Task instructions ▸ Every record below is to be retyped exactly.
══ Given data
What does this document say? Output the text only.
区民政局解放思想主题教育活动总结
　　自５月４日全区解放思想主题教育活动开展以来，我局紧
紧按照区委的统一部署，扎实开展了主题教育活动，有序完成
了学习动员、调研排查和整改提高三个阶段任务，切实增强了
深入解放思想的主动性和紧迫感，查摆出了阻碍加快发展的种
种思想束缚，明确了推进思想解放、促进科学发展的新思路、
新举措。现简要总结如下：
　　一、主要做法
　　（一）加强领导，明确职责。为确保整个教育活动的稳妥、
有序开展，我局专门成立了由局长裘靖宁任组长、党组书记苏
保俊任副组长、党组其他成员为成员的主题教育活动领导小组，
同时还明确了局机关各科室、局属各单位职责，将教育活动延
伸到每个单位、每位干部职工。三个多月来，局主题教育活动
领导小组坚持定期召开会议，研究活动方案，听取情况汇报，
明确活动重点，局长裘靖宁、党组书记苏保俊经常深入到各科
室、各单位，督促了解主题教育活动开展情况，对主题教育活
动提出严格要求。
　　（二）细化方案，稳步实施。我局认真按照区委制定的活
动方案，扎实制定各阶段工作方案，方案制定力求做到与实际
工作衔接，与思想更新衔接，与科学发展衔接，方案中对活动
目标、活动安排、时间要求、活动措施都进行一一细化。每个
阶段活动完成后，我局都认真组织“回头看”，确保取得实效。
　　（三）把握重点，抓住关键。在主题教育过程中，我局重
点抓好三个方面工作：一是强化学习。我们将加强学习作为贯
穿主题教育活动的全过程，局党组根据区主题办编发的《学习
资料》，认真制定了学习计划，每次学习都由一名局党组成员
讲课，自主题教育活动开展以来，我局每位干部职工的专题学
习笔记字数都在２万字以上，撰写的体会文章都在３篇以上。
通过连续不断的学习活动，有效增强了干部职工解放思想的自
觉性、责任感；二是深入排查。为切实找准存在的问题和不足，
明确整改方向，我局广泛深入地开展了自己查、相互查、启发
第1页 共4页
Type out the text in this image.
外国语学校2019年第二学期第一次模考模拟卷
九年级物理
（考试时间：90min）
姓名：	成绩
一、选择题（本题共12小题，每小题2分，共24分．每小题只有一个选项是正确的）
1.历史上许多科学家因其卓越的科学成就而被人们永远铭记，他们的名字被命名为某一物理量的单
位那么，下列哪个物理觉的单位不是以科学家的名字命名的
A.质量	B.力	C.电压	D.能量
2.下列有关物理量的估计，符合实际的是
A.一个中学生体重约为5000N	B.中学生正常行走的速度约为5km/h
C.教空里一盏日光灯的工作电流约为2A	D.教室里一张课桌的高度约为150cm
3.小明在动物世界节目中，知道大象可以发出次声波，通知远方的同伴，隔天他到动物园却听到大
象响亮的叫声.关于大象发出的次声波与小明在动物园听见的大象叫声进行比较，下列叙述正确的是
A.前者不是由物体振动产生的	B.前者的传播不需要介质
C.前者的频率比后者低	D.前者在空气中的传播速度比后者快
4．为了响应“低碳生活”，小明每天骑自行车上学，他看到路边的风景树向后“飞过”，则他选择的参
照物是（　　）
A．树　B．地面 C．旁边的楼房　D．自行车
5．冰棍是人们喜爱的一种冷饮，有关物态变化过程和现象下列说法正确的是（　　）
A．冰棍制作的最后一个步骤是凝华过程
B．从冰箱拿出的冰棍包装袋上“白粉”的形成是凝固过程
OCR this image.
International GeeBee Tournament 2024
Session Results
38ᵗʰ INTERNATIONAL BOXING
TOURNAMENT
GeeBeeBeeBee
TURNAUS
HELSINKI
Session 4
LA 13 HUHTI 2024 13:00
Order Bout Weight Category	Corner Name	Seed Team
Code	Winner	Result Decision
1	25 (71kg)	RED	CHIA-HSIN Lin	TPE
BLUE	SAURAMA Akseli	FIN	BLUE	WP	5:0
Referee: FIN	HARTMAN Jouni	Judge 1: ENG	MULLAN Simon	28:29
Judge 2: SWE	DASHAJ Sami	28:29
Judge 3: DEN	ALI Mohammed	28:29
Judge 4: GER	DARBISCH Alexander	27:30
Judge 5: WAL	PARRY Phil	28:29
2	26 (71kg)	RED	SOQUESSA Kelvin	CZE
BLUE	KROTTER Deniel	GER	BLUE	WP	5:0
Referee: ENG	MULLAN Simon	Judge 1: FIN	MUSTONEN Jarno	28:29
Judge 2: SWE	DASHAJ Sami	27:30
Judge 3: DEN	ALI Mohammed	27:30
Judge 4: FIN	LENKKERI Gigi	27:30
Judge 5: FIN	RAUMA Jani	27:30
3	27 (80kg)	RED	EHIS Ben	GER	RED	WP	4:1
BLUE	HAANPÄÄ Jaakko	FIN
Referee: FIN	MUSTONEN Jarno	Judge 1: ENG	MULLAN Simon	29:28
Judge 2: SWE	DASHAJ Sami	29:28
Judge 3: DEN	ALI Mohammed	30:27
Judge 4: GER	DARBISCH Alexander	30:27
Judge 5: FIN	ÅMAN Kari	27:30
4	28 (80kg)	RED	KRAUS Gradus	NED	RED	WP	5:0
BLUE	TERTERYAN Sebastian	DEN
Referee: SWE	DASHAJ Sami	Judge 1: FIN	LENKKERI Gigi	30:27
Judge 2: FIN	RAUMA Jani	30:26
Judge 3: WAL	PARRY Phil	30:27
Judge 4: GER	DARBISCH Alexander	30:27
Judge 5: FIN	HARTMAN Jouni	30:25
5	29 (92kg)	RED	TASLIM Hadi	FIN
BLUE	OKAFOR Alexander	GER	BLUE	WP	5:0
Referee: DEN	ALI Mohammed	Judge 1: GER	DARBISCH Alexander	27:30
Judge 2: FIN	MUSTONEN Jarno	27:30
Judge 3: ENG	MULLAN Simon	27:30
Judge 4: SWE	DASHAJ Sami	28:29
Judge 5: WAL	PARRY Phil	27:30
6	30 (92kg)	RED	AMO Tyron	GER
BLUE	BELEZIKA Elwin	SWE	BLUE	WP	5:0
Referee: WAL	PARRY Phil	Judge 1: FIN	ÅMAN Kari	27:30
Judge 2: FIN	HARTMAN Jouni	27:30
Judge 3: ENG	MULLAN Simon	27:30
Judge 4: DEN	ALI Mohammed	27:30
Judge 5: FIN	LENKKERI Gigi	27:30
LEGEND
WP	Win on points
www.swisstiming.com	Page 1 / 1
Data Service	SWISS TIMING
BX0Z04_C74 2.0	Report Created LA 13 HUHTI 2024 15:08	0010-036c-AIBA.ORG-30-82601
════
Complete answer ▸
What does this document say? Output the text only.
区民政局解放思想主题教育活动总结
　　自５月４日全区解放思想主题教育活动开展以来，我局紧
紧按照区委的统一部署，扎实开展了主题教育活动，有序完成
了学习动员、调研排查和整改提高三个阶段任务，切实增强了
深入解放思想的主动性和紧迫感，查摆出了阻碍加快发展的种
种思想束缚，明确了推进思想解放、促进科学发展的新思路、
新举措。现简要总结如下：
　　一、主要做法
　　（一）加强领导，明确职责。为确保整个教育活动的稳妥、
有序开展，我局专门成立了由局长裘靖宁任组长、党组书记苏
保俊任副组长、党组其他成员为成员的主题教育活动领导小组，
同时还明确了局机关各科室、局属各单位职责，将教育活动延
伸到每个单位、每位干部职工。三个多月来，局主题教育活动
领导小组坚持定期召开会议，研究活动方案，听取情况汇报，
明确活动重点，局长裘靖宁、党组书记苏保俊经常深入到各科
室、各单位，督促了解主题教育活动开展情况，对主题教育活
动提出严格要求。
　　（二）细化方案，稳步实施。我局认真按照区委制定的活
动方案，扎实制定各阶段工作方案，方案制定力求做到与实际
工作衔接，与思想更新衔接，与科学发展衔接，方案中对活动
目标、活动安排、时间要求、活动措施都进行一一细化。每个
阶段活动完成后，我局都认真组织“回头看”，确保取得实效。
　　（三）把握重点，抓住关键。在主题教育过程中，我局重
点抓好三个方面工作：一是强化学习。我们将加强学习作为贯
穿主题教育活动的全过程，局党组根据区主题办编发的《学习
资料》，认真制定了学习计划，每次学习都由一名局党组成员
讲课，自主题教育活动开展以来，我局每位干部职工的专题学
习笔记字数都在２万字以上，撰写的体会文章都在３篇以上。
通过连续不断的学习活动，有效增强了干部职工解放思想的自
觉性、责任感；二是深入排查。为切实找准存在的问题和不足，
明确整改方向，我局广泛深入地开展了自己查、相互查、启发
第1页 共4页
Type out the text in this image.
外国语学校2019年第二学期第一次模考模拟卷
九年级物理
（考试时间：90min）
姓名：	成绩
一、选择题（本题共12小题，每小题2分，共24分．每小题只有一个选项是正确的）
1.历史上许多科学家因其卓越的科学成就而被人们永远铭记，他们的名字被命名为某一物理量的单
位那么，下列哪个物理觉的单位不是以科学家的名字命名的
A.质量	B.力	C.电压	D.能量
2.下列有关物理量的估计，符合实际的是
A.一个中学生体重约为5000N	B.中学生正常行走的速度约为5km/h
C.教空里一盏日光灯的工作电流约为2A	D.教室里一张课桌的高度约为150cm
3.小明在动物世界节目中，知道大象可以发出次声波，通知远方的同伴，隔天他到动物园却听到大
象响亮的叫声.关于大象发出的次声波与小明在动物园听见的大象叫声进行比较，下列叙述正确的是
A.前者不是由物体振动产生的	B.前者的传播不需要介质
C.前者的频率比后者低	D.前者在空气中的传播速度比后者快
4．为了响应“低碳生活”，小明每天骑自行车上学，他看到路边的风景树向后“飞过”，则他选择的参
照物是（　　）
A．树　B．地面 C．旁边的楼房　D．自行车
5．冰棍是人们喜爱的一种冷饮，有关物态变化过程和现象下列说法正确的是（　　）
A．冰棍制作的最后一个步骤是凝华过程
B．从冰箱拿出的冰棍包装袋上“白粉”的形成是凝固过程
OCR this image.
International GeeBee Tournament 2024
Session Results
38ᵗʰ INTERNATIONAL BOXING
TOURNAMENT
GeeBeeBeeBee
TURNAUS
HELSINKI
Session 4
LA 13 HUHTI 2024 13:00
Order Bout Weight Category	Corner Name	Seed Team
Code	Winner	Result Decision
1	25 (71kg)	RED	CHIA-HSIN Lin	TPE
BLUE	SAURAMA Akseli	FIN	BLUE	WP	5:0
Referee: FIN	HARTMAN Jouni	Judge 1: ENG	MULLAN Simon	28:29
Judge 2: SWE	DASHAJ Sami	28:29
Judge 3: DEN	ALI Mohammed	28:29
Judge 4: GER	DARBISCH Alexander	27:30
Judge 5: WAL	PARRY Phil	28:29
2	26 (71kg)	RED	SOQUESSA Kelvin	CZE
BLUE	KROTTER Deniel	GER	BLUE	WP	5:0
Referee: ENG	MULLAN Simon	Judge 1: FIN	MUSTONEN Jarno	28:29
Judge 2: SWE	DASHAJ Sami	27:30
Judge 3: DEN	ALI Mohammed	27:30
Judge 4: FIN	LENKKERI Gigi	27:30
Judge 5: FIN	RAUMA Jani	27:30
3	27 (80kg)	RED	EHIS Ben	GER	RED	WP	4:1
BLUE	HAANPÄÄ Jaakko	FIN
Referee: FIN	MUSTONEN Jarno	Judge 1: ENG	MULLAN Simon	29:28
Judge 2: SWE	DASHAJ Sami	29:28
Judge 3: DEN	ALI Mohammed	30:27
Judge 4: GER	DARBISCH Alexander	30:27
Judge 5: FIN	ÅMAN Kari	27:30
4	28 (80kg)	RED	KRAUS Gradus	NED	RED	WP	5:0
BLUE	TERTERYAN Sebastian	DEN
Referee: SWE	DASHAJ Sami	Judge 1: FIN	LENKKERI Gigi	30:27
Judge 2: FIN	RAUMA Jani	30:26
Judge 3: WAL	PARRY Phil	30:27
Judge 4: GER	DARBISCH Alexander	30:27
Judge 5: FIN	HARTMAN Jouni	30:25
5	29 (92kg)	RED	TASLIM Hadi	FIN
BLUE	OKAFOR Alexander	GER	BLUE	WP	5:0
Referee: DEN	ALI Mohammed	Judge 1: GER	DARBISCH Alexander	27:30
Judge 2: FIN	MUSTONEN Jarno	27:30
Judge 3: ENG	MULLAN Simon	27:30
Judge 4: SWE	DASHAJ Sami	28:29
Judge 5: WAL	PARRY Phil	27:30
6	30 (92kg)	RED	AMO Tyron	GER
BLUE	BELEZIKA Elwin	SWE	BLUE	WP	5:0
Referee: WAL	PARRY Phil	Judge 1: FIN	ÅMAN Kari	27:30
Judge 2: FIN	HARTMAN Jouni	27:30
Judge 3: ENG	MULLAN Simon	27:30
Judge 4: DEN	ALI Mohammed	27:30
Judge 5: FIN	LENKKERI Gigi	27:30
LEGEND
WP	Win on points
www.swisstiming.com	Page 1 / 1
Data Service	SWISS TIMING
BX0Z04_C74 2.0	Report Created LA 13 HUHTI 2024 15:08	0010-036c-AIBA.ORG-30-82601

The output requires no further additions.